Complexity & Collapse
(An Interview With Joseph Tainter)

Dateline: 6 October 2014

This flow chart illustrates the amazing complexity of America's new health care system, also known as, Obamacare.
Click Here for more details

If you have read this blog for long you know that I often make the point that complexity (and dependency) leads to vulnerability. And vulnerability eventually leads to failure.

That being the case, I've long believed that our incredibly complex, interdependent, modern civilization will eventually collapse. That is, after all, what has happened to all complex civilizations throughout history. 

So it is that I found This Recent Interview with Professor Joseph Tainter at the McAlvany Weekly Commentary to be of great interest. I recommend it to you.

Joseph Tainter is an anthropologist and historian who has studied the collapse of various civilizations throughout history. He is author of the 1988 book, The Collapse of Complex Societies

I think Professor Tainter has a remarkably insightful understanding of how and why complex societies always eventually collapse. I think he is right on with his understandings of how our modern civilization will collapse. A few notes from the McAlvany interview:

—Complexity is the cause of societal collapse (Dr. Tainter does not think resource depletion will be the cause of collapse). Other factors certainly enter into the picture, but it is, essentially, complexity itself that leads to collapse.

* _PROVIDED DATA_:
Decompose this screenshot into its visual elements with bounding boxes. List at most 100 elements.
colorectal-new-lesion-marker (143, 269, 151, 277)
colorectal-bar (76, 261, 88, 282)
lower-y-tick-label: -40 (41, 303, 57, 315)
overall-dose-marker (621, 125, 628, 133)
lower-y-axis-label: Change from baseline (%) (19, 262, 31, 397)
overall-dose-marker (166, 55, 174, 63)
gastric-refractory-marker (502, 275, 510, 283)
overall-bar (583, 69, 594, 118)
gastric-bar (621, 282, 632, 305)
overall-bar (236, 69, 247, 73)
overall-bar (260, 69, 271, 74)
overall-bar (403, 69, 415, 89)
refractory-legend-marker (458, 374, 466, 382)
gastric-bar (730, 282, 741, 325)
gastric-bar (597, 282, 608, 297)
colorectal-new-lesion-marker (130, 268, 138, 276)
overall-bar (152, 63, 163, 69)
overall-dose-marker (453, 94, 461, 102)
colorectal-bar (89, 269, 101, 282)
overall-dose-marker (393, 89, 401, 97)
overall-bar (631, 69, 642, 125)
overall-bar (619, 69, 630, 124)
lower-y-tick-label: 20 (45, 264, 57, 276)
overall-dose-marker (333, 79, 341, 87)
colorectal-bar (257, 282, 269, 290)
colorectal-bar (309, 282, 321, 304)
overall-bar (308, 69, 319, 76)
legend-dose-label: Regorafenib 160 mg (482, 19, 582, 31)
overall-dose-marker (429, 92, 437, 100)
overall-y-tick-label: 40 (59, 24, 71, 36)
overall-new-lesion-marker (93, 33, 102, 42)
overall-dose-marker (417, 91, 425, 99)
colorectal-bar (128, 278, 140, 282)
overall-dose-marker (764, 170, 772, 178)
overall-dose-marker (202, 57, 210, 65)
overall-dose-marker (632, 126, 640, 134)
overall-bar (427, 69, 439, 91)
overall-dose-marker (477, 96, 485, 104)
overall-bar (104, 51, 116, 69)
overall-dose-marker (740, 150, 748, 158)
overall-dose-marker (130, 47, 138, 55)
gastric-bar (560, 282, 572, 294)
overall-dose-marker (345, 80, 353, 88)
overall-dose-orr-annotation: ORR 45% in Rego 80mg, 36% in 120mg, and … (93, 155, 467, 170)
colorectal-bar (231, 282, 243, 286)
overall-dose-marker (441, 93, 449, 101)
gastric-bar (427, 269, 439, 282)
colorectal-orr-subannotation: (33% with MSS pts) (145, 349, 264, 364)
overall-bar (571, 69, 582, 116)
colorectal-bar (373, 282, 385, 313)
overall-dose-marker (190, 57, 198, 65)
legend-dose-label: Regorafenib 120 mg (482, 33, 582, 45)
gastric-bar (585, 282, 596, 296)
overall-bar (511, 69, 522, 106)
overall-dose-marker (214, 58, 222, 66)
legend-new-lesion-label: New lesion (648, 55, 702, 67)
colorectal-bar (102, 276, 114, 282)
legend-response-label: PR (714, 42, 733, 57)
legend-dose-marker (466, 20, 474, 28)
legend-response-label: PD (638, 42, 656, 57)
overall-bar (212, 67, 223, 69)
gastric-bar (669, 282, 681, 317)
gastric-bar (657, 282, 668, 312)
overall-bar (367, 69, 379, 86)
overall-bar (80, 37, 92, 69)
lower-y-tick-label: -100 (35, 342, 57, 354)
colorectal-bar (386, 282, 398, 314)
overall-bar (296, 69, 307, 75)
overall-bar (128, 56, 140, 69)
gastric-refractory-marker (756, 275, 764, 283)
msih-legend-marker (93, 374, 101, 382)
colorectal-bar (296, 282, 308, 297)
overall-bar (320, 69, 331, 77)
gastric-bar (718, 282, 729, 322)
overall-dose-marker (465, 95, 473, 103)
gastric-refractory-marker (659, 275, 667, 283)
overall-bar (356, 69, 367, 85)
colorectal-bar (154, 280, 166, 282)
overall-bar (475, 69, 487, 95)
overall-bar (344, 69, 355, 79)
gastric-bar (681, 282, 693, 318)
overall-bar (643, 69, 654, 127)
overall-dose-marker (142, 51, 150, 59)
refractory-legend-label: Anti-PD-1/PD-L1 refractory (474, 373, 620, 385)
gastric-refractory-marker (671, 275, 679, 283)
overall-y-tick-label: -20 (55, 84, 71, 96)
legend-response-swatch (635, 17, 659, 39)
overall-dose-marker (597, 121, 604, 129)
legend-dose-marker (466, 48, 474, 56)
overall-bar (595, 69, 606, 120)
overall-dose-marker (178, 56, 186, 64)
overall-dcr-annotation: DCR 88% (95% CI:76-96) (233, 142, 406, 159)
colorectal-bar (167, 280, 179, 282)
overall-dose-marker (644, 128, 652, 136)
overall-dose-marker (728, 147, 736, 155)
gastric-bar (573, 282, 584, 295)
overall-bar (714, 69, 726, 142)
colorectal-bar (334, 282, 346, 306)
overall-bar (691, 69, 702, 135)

* _LIST OF TASKS_:
a) In the entries, starting at the first line and ending at the line containing "gastric-bar (621, 282, 632, 305)", can you replace "overall-dose-marker" with "total-dose-marker" and write those lines out again with nothing else changed?
b) Could you carry on the post about complexity and societal collapse, picking up after its last sentence?

* _SOLVED TASKS_:
a)
Decompose this screenshot into its visual elements with bounding boxes. List at most 100 elements.
colorectal-new-lesion-marker (143, 269, 151, 277)
colorectal-bar (76, 261, 88, 282)
lower-y-tick-label: -40 (41, 303, 57, 315)
total-dose-marker (621, 125, 628, 133)
lower-y-axis-label: Change from baseline (%) (19, 262, 31, 397)
total-dose-marker (166, 55, 174, 63)
gastric-refractory-marker (502, 275, 510, 283)
overall-bar (583, 69, 594, 118)
gastric-bar (621, 282, 632, 305)

b)
—Complex societies become more complex as they work to solve problems that arise. Complexity happens slowly, incrementally, over a period of time.

—Collapse, defined as the loss of a complex way of life, happens relatively quickly.

—Our modern complex civilization is trapped in its complexity. There is no way to lessen complexity and avert collapse.

—Complex society is a historical anomaly. Civilizations throughout most of history have not been complex.

I hope you will take the time to listen to the whole interview. And maybe you'll come to the same conclusion I did

Our complex civilization may be trapped in complexity but we as individuals and families don't have to be. To the extent that we can, we who are wise to the lessons of history can simplify our way of life, lessen our dependencies on complex civilization, and learn to be more self reliant. 

It's the same old bottom line. I've been blogging about it here for the past nine years. The good news is that more and more people are seeing the connection between complexity and collapse, and they are being seriously proactive about it.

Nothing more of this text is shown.